* [GIVEN TASK] Retype, exactly and with nothing added, the lines from the one showing "Give me the" through the final line of the material. Omit pictures.

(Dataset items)
'''

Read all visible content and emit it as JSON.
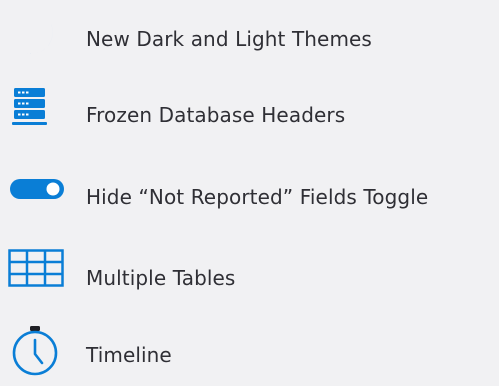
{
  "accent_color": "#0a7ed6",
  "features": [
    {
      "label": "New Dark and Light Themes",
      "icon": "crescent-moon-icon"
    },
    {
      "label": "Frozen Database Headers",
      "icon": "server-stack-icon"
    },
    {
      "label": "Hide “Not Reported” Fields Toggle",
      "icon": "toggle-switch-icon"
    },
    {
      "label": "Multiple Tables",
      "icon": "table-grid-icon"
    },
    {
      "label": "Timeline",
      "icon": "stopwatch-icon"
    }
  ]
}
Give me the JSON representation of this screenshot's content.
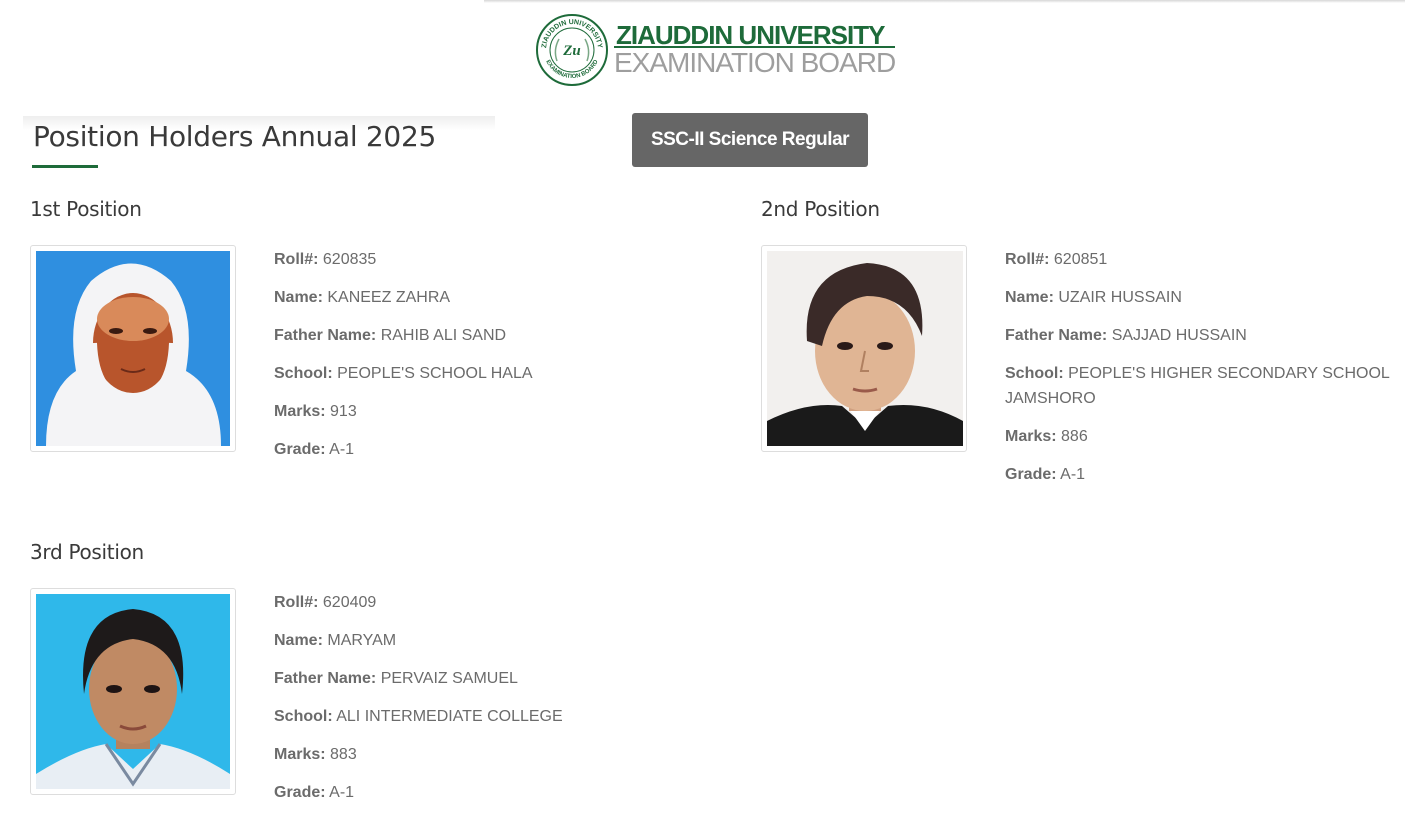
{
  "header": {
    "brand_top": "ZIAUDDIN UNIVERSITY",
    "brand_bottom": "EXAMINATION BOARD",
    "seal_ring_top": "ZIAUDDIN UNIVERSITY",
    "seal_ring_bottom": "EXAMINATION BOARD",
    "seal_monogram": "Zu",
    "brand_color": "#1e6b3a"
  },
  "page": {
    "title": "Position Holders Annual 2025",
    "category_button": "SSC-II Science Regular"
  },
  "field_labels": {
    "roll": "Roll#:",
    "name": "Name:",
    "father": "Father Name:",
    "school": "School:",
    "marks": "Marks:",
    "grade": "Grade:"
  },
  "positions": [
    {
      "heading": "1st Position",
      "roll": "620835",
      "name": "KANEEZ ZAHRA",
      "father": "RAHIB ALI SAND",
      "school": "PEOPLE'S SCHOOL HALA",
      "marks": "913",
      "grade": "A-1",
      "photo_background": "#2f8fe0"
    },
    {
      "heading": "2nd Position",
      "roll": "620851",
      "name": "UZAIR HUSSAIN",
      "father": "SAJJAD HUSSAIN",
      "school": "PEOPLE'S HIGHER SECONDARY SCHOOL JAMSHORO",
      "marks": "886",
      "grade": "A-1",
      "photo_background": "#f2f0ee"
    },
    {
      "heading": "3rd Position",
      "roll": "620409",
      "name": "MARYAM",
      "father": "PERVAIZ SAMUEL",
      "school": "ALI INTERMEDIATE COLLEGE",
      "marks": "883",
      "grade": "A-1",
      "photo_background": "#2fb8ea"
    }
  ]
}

'''

* [CORRECT RESULT]
Give me the JSON representation of this screenshot's content.
{
  "header": {
    "brand_top": "ZIAUDDIN UNIVERSITY",
    "brand_bottom": "EXAMINATION BOARD",
    "seal_ring_top": "ZIAUDDIN UNIVERSITY",
    "seal_ring_bottom": "EXAMINATION BOARD",
    "seal_monogram": "Zu",
    "brand_color": "#1e6b3a"
  },
  "page": {
    "title": "Position Holders Annual 2025",
    "category_button": "SSC-II Science Regular"
  },
  "field_labels": {
    "roll": "Roll#:",
    "name": "Name:",
    "father": "Father Name:",
    "school": "School:",
    "marks": "Marks:",
    "grade": "Grade:"
  },
  "positions": [
    {
      "heading": "1st Position",
      "roll": "620835",
      "name": "KANEEZ ZAHRA",
      "father": "RAHIB ALI SAND",
      "school": "PEOPLE'S SCHOOL HALA",
      "marks": "913",
      "grade": "A-1",
      "photo_background": "#2f8fe0"
    },
    {
      "heading": "2nd Position",
      "roll": "620851",
      "name": "UZAIR HUSSAIN",
      "father": "SAJJAD HUSSAIN",
      "school": "PEOPLE'S HIGHER SECONDARY SCHOOL JAMSHORO",
      "marks": "886",
      "grade": "A-1",
      "photo_background": "#f2f0ee"
    },
    {
      "heading": "3rd Position",
      "roll": "620409",
      "name": "MARYAM",
      "father": "PERVAIZ SAMUEL",
      "school": "ALI INTERMEDIATE COLLEGE",
      "marks": "883",
      "grade": "A-1",
      "photo_background": "#2fb8ea"
    }
  ]
}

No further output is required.